- **Given problem**: Below are the records. List every line holding the word "house".

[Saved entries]
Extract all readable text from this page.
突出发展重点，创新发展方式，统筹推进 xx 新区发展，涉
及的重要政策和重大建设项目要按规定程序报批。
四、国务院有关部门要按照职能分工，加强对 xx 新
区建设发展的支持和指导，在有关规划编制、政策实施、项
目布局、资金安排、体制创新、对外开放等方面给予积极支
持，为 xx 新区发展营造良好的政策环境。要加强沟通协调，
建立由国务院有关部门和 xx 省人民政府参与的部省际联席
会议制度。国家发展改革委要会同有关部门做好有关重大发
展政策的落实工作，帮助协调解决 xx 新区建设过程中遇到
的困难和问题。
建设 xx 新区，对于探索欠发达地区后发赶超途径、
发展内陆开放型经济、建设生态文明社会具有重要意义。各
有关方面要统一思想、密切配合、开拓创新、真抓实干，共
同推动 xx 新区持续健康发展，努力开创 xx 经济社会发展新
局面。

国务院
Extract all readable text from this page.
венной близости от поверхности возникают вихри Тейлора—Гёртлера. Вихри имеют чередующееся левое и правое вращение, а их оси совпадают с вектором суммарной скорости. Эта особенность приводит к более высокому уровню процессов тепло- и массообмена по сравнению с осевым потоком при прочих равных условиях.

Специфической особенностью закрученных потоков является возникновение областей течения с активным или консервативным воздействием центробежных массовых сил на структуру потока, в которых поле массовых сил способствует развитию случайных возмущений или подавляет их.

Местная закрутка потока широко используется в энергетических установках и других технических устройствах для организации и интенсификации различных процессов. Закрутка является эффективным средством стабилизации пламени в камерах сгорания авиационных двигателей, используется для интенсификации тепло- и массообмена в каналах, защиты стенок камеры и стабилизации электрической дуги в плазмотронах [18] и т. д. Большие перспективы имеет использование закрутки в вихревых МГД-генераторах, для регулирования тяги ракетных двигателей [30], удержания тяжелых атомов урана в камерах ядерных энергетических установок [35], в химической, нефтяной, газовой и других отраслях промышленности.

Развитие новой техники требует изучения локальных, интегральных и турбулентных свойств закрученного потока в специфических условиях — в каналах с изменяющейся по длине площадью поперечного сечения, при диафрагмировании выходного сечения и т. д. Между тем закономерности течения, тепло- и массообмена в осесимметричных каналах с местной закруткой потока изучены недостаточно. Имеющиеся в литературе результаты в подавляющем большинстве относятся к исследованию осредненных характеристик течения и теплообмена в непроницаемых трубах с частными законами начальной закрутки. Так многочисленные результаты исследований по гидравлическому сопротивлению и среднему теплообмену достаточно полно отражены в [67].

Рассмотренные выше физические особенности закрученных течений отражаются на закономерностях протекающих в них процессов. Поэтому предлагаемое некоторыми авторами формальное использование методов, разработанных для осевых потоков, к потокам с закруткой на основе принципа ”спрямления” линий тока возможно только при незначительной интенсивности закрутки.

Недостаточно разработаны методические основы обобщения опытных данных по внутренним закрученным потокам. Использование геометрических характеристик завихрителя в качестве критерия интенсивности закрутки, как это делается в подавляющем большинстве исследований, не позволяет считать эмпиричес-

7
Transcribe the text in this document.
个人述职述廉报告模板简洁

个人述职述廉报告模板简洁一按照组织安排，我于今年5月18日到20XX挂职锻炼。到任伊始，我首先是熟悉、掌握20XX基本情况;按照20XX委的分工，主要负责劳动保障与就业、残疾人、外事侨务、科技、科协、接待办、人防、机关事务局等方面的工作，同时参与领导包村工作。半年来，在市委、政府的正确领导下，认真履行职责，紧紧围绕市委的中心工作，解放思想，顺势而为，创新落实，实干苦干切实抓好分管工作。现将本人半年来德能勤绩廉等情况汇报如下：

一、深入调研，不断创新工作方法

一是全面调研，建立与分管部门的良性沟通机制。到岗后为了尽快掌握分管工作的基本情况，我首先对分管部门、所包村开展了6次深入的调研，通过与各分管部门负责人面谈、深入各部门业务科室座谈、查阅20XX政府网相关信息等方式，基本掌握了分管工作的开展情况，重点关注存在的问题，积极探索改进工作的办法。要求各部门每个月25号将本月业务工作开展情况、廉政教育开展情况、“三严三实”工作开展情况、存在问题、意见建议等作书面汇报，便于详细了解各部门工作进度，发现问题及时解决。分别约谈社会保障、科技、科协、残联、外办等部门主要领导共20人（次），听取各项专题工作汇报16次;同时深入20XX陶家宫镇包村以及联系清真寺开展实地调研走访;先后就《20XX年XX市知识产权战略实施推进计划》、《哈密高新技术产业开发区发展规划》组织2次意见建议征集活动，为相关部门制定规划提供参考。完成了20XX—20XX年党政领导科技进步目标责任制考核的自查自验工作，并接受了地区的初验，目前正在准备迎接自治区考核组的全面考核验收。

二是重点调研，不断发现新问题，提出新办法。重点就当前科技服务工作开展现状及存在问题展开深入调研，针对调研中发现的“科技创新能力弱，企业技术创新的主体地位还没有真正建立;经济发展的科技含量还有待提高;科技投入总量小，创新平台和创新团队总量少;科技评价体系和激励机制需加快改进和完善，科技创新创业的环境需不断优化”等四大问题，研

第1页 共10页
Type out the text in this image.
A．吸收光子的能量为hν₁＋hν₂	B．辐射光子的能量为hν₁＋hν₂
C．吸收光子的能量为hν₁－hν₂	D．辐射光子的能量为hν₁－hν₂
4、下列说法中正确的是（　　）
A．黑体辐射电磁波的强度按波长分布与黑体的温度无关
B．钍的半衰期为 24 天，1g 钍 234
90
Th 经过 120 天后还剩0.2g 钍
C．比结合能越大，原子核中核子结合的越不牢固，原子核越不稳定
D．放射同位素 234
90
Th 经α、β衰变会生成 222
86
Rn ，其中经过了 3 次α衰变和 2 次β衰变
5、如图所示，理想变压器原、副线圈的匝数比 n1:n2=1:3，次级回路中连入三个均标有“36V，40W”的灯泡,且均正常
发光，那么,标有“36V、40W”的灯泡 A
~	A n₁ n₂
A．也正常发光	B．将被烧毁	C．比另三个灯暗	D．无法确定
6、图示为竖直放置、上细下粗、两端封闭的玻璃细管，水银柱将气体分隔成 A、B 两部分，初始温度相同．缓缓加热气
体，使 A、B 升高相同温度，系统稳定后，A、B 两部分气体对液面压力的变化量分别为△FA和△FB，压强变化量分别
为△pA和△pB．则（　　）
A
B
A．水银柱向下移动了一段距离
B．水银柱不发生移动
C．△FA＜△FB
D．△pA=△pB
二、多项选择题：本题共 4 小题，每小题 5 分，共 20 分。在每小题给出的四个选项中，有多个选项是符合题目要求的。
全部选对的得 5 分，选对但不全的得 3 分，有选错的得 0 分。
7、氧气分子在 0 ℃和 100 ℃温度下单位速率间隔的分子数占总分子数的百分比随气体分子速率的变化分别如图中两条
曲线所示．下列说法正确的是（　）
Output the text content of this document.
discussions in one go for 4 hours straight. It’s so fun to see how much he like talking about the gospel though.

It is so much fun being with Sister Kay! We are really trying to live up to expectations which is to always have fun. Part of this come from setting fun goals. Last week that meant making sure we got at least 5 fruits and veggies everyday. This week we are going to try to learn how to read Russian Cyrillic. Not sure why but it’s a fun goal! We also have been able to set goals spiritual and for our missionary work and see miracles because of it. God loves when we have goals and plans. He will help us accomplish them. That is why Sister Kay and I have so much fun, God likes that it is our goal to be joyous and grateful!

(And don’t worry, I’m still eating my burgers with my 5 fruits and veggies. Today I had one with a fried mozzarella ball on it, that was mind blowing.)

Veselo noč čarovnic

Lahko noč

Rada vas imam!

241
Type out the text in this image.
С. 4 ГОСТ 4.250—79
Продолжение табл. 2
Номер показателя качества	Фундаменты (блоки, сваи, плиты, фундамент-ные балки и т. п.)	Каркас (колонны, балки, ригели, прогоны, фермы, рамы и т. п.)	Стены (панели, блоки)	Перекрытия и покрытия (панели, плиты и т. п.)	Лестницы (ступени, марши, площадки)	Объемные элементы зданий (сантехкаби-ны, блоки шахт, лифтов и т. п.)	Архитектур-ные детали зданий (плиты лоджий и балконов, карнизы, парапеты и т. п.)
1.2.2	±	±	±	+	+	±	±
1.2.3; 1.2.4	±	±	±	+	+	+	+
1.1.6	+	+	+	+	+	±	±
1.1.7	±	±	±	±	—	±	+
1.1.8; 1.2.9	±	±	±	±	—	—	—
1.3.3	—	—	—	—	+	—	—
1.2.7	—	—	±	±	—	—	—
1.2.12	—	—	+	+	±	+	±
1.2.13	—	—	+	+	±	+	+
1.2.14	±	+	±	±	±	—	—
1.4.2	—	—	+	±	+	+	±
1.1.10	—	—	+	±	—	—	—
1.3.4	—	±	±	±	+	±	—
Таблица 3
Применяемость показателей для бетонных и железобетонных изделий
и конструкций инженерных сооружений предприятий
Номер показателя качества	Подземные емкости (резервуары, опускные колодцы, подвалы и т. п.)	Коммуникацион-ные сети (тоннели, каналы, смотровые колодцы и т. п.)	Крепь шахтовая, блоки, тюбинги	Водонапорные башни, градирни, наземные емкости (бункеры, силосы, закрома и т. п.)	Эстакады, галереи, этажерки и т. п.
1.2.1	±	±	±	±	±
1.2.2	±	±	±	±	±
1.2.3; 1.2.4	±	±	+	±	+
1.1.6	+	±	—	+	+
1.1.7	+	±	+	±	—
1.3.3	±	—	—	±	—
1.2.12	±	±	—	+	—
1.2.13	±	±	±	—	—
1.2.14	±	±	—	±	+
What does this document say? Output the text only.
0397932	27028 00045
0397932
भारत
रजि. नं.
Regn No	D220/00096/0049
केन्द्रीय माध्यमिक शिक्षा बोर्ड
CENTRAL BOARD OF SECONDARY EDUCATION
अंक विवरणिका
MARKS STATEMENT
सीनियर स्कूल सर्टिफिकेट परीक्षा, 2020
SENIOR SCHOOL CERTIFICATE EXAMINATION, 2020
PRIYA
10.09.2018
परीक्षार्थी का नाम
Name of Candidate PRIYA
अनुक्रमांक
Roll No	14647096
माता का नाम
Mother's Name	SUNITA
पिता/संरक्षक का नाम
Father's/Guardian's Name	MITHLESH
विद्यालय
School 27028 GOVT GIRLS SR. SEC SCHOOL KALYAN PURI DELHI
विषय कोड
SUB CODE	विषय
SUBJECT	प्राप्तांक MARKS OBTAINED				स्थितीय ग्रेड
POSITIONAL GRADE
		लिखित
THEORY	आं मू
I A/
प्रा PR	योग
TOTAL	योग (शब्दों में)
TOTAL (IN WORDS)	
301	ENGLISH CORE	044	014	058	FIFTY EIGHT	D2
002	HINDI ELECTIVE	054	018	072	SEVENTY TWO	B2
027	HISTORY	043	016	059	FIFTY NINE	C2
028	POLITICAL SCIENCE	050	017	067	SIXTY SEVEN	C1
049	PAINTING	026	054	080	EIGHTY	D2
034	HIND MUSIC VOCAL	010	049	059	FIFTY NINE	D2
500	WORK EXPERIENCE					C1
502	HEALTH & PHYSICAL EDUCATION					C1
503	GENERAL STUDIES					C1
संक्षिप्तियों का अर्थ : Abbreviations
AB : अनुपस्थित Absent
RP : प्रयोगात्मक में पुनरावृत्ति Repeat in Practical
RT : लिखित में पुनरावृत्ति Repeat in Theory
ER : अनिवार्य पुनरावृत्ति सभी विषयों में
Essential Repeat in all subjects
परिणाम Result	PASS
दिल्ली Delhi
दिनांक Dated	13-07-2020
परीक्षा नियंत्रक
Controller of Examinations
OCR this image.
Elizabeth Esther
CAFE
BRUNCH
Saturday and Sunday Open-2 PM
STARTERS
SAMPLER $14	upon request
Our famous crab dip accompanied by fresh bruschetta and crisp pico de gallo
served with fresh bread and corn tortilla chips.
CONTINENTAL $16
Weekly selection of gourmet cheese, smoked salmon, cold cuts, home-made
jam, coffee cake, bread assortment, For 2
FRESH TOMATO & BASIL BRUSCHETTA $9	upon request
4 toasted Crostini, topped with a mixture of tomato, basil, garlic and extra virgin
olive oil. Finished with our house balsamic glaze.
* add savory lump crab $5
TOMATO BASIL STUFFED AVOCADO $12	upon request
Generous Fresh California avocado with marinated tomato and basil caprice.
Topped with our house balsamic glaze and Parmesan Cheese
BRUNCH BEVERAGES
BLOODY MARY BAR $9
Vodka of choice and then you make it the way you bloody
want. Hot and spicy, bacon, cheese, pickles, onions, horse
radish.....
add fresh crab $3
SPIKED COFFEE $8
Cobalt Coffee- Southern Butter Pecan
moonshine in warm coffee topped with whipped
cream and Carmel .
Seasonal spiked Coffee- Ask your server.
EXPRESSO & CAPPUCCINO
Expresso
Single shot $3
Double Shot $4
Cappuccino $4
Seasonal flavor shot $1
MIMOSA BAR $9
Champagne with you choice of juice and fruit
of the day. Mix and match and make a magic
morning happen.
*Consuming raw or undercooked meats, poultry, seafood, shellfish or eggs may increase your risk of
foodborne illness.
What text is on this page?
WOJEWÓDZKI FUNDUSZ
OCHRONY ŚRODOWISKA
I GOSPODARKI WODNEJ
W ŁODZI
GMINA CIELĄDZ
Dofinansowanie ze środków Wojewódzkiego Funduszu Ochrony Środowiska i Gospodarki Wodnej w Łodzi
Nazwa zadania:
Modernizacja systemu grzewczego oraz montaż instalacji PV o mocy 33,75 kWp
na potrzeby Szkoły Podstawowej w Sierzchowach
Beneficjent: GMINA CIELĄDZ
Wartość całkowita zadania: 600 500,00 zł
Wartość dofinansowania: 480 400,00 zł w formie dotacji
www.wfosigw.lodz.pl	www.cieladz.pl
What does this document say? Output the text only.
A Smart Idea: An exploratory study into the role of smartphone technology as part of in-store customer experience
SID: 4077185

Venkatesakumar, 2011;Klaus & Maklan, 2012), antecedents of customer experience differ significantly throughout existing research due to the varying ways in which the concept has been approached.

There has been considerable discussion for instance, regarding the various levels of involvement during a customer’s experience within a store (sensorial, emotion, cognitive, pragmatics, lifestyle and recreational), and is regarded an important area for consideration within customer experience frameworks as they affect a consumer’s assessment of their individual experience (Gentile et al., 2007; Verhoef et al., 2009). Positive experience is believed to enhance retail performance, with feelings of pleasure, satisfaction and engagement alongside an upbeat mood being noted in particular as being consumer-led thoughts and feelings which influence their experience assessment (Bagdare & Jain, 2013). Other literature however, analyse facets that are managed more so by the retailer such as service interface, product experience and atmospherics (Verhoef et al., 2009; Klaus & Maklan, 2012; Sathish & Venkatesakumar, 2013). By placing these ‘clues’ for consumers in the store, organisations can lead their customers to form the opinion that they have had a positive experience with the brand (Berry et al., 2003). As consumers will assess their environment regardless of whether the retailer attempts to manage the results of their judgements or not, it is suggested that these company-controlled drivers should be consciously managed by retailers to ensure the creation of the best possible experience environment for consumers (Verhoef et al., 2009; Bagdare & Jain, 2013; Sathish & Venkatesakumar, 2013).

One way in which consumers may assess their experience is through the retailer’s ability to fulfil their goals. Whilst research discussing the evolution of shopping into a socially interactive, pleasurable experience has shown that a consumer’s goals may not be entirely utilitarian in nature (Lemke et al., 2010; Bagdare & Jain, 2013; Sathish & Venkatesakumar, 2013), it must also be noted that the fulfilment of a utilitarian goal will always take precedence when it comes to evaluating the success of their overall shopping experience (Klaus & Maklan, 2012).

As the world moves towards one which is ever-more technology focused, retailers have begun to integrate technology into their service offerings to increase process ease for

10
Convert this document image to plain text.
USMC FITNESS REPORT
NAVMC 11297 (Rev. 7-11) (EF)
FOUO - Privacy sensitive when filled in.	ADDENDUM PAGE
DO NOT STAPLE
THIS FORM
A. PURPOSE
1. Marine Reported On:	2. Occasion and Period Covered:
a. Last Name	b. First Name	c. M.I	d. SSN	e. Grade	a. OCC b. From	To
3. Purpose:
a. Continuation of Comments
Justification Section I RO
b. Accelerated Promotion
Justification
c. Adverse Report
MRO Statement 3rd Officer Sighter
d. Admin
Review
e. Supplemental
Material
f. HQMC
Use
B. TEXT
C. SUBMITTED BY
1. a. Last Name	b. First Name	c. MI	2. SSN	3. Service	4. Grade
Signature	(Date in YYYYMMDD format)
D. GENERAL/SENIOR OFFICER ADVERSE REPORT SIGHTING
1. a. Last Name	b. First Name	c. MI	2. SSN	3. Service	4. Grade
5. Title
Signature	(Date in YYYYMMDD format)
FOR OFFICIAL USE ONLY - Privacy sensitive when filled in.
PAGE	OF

- **Answer for the task**:
olive oil. Finished with our house balsamic glaze.
Topped with our house balsamic glaze and Parmesan Cheese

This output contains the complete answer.